### [ACTIVITY]
Word for word, write out all the entries below, omitting every picture.

### [DATA TO EXAMINE]

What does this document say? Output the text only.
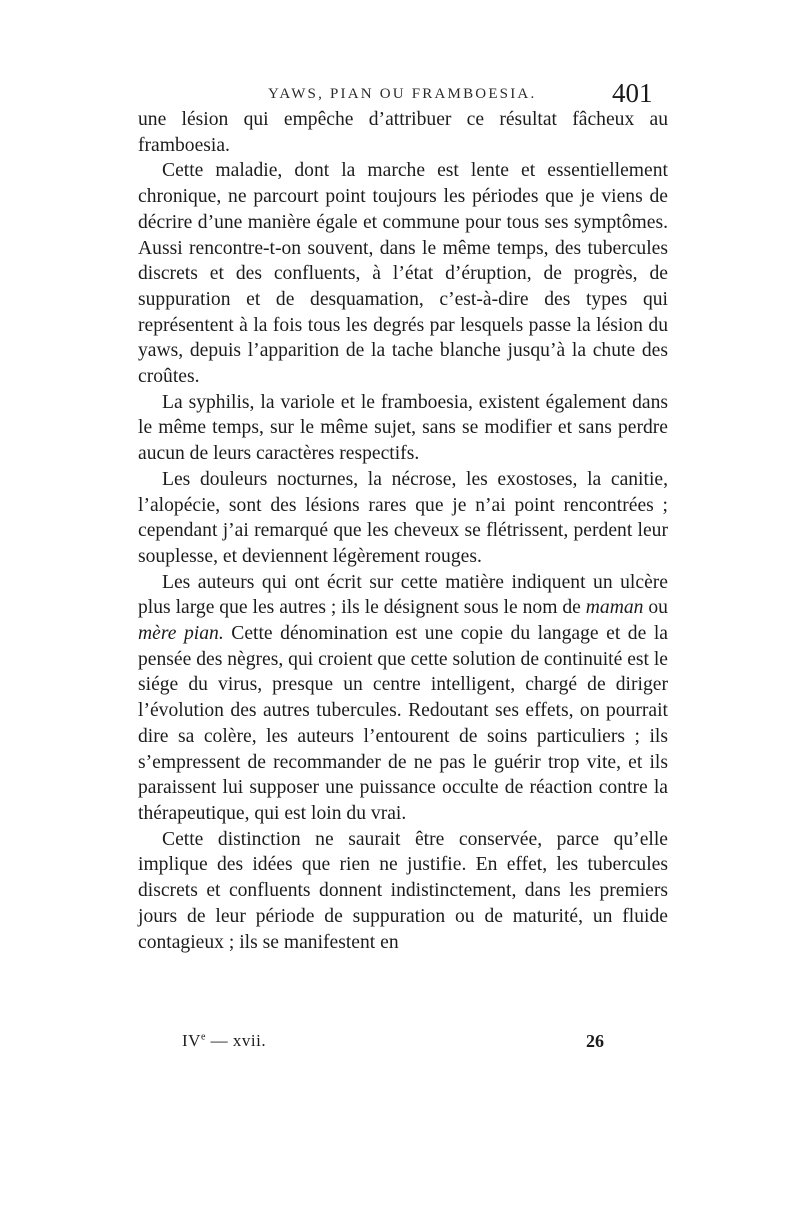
YAWS, PIAN OU FRAMBOESIA.	401

une lésion qui empêche d’attribuer ce résultat fâcheux au framboesia.

Cette maladie, dont la marche est lente et essentiellement chronique, ne parcourt point toujours les périodes que je viens de décrire d’une manière égale et commune pour tous ses symptômes. Aussi rencontre-t-on souvent, dans le même temps, des tubercules discrets et des confluents, à l’état d’éruption, de progrès, de suppuration et de desquamation, c’est-à-dire des types qui représentent à la fois tous les degrés par lesquels passe la lésion du yaws, depuis l’apparition de la tache blanche jusqu’à la chute des croûtes.

La syphilis, la variole et le framboesia, existent également dans le même temps, sur le même sujet, sans se modifier et sans perdre aucun de leurs caractères respectifs.

Les douleurs nocturnes, la nécrose, les exostoses, la canitie, l’alopécie, sont des lésions rares que je n’ai point rencontrées ; cependant j’ai remarqué que les cheveux se flétrissent, perdent leur souplesse, et deviennent légèrement rouges.

Les auteurs qui ont écrit sur cette matière indiquent un ulcère plus large que les autres ; ils le désignent sous le nom de maman ou mère pian. Cette dénomination est une copie du langage et de la pensée des nègres, qui croient que cette solution de continuité est le siége du virus, presque un centre intelligent, chargé de diriger l’évolution des autres tubercules. Redoutant ses effets, on pourrait dire sa colère, les auteurs l’entourent de soins particuliers ; ils s’empressent de recommander de ne pas le guérir trop vite, et ils paraissent lui supposer une puissance occulte de réaction contre la thérapeutique, qui est loin du vrai.

Cette distinction ne saurait être conservée, parce qu’elle implique des idées que rien ne justifie. En effet, les tubercules discrets et confluents donnent indistinctement, dans les premiers jours de leur période de suppuration ou de maturité, un fluide contagieux ; ils se manifestent en

IVe — xvii.	26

### [YOUR SOLUTION]
What does this document say? Output the text only.
YAWS, PIAN OU FRAMBOESIA.	401

une lésion qui empêche d’attribuer ce résultat fâcheux au framboesia.

Cette maladie, dont la marche est lente et essentiellement chronique, ne parcourt point toujours les périodes que je viens de décrire d’une manière égale et commune pour tous ses symptômes. Aussi rencontre-t-on souvent, dans le même temps, des tubercules discrets et des confluents, à l’état d’éruption, de progrès, de suppuration et de desquamation, c’est-à-dire des types qui représentent à la fois tous les degrés par lesquels passe la lésion du yaws, depuis l’apparition de la tache blanche jusqu’à la chute des croûtes.

La syphilis, la variole et le framboesia, existent également dans le même temps, sur le même sujet, sans se modifier et sans perdre aucun de leurs caractères respectifs.

Les douleurs nocturnes, la nécrose, les exostoses, la canitie, l’alopécie, sont des lésions rares que je n’ai point rencontrées ; cependant j’ai remarqué que les cheveux se flétrissent, perdent leur souplesse, et deviennent légèrement rouges.

Les auteurs qui ont écrit sur cette matière indiquent un ulcère plus large que les autres ; ils le désignent sous le nom de maman ou mère pian. Cette dénomination est une copie du langage et de la pensée des nègres, qui croient que cette solution de continuité est le siége du virus, presque un centre intelligent, chargé de diriger l’évolution des autres tubercules. Redoutant ses effets, on pourrait dire sa colère, les auteurs l’entourent de soins particuliers ; ils s’empressent de recommander de ne pas le guérir trop vite, et ils paraissent lui supposer une puissance occulte de réaction contre la thérapeutique, qui est loin du vrai.

Cette distinction ne saurait être conservée, parce qu’elle implique des idées que rien ne justifie. En effet, les tubercules discrets et confluents donnent indistinctement, dans les premiers jours de leur période de suppuration ou de maturité, un fluide contagieux ; ils se manifestent en

IVe — xvii.	26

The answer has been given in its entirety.